TEXTO ORIGINAL:
● ● ● ●

Walter Lantz, Walter Lantz.

Cinema e quiromania

E aquele lema da Chiclete com Banana: “Ed Campana está de olho na tua mulher”.

A primeira vez que vi Betty Blue, só pensava em Béatrice Dalle; só hoje vejo que o Jean-Hugues Anglade era um Adrien Brody do cerrado. Li o livro também, não sei se verei a versão do diretor.

Nasci na época errada é o que todo mundo diz. Minha versão dessa mentirinha contém esta parte mais verdadeira: nasci na época errada e logo o cinema deixou de existir e no lugar sobrou Béatrice Dalle, Nastassja Kinski, Isabelle Adjani, Juliette Binoche, Isabella Rossellini, Linda Fiorentino. Uma lista que não cabe na mão.

Quantos filmes alguém vê sem saber se gostou? Quantos atores e atrizes eu não sei dizer se atuam bem? Respondo sem calcular: mais do que prometia o VHS.

● ● ● ●

Dados de previsão de caixas delimitadoras:
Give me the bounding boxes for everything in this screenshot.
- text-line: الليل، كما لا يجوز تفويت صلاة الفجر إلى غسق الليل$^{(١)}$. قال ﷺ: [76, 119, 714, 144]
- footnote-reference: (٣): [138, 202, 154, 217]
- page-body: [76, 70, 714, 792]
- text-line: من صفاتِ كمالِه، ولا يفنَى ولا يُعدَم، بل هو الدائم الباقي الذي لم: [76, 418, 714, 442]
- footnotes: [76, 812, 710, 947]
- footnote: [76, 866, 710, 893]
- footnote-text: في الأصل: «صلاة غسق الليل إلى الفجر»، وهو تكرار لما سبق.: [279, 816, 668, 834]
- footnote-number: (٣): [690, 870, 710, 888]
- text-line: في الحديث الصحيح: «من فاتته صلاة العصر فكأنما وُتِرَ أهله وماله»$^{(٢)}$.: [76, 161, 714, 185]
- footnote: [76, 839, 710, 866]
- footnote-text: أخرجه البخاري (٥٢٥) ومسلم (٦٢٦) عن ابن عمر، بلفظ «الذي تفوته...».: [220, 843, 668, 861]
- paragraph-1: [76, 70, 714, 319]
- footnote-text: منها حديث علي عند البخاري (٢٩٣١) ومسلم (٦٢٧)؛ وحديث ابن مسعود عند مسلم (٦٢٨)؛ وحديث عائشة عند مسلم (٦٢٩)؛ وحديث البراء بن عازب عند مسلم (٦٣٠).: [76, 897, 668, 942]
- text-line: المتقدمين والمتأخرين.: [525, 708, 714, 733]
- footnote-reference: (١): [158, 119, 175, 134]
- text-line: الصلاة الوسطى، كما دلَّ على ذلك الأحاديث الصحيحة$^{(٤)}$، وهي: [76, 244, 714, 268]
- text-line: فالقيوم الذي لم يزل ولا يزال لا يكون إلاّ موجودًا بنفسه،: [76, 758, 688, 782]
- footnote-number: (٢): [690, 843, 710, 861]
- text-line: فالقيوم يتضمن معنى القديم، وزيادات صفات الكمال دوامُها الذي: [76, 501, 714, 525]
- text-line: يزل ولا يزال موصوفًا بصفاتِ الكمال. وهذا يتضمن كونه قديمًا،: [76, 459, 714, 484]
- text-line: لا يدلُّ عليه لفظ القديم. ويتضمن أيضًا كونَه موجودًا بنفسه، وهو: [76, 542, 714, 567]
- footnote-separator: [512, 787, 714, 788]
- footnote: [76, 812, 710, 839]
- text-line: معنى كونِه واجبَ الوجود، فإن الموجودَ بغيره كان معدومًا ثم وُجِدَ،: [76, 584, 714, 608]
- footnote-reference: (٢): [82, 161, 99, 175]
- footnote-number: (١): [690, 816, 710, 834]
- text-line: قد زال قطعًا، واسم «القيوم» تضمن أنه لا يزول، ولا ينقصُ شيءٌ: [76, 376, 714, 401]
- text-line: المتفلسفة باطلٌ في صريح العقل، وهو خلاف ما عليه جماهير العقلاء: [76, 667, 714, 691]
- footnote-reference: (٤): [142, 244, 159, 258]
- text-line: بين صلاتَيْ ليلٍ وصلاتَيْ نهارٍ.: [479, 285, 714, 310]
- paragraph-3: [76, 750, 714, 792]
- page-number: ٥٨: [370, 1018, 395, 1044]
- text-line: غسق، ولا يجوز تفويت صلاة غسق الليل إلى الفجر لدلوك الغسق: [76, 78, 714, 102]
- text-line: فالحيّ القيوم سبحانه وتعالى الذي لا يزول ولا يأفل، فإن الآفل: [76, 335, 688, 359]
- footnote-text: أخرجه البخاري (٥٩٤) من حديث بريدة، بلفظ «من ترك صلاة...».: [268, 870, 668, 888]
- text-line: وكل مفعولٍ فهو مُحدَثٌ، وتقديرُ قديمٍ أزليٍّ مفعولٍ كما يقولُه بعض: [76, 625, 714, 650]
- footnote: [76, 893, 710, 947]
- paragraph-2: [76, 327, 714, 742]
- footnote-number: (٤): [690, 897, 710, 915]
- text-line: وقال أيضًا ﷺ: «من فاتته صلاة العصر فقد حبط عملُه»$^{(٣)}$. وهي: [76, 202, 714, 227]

● ● ● ●

LISTA DE TAREFAS:
**1.** Passe para o inglês esta frase do texto sobre cinema: "Li o livro também, não sei se verei a versão do diretor."
**2.** Dê sequência ao texto sobre cinema, começando logo depois da última frase.
Não é preciso usar o material.

RESPOSTAS EM ORDEM:
**1.** I read the book too; I don't know if I'll see the director's cut.

**2.**
Não me importaria com uma refilmagem de Brown Bunny com Melissa McCarthy no lugar do Vincent Gallo. Ou Halle Berry de Charles Foster Kane.

O Kid Flash mulher em Kingdom Come, que não acho tão ruim como Marvels, foi dos primeiros acenos do mainstream para a moda de trocar de gêneros.

Aliás, valia refilmar todos os Woody Allen com Emily Bett Rickards de Allen, Chloë Moretz de Mia Farrow e Rebecca Hall como Diane Keaton.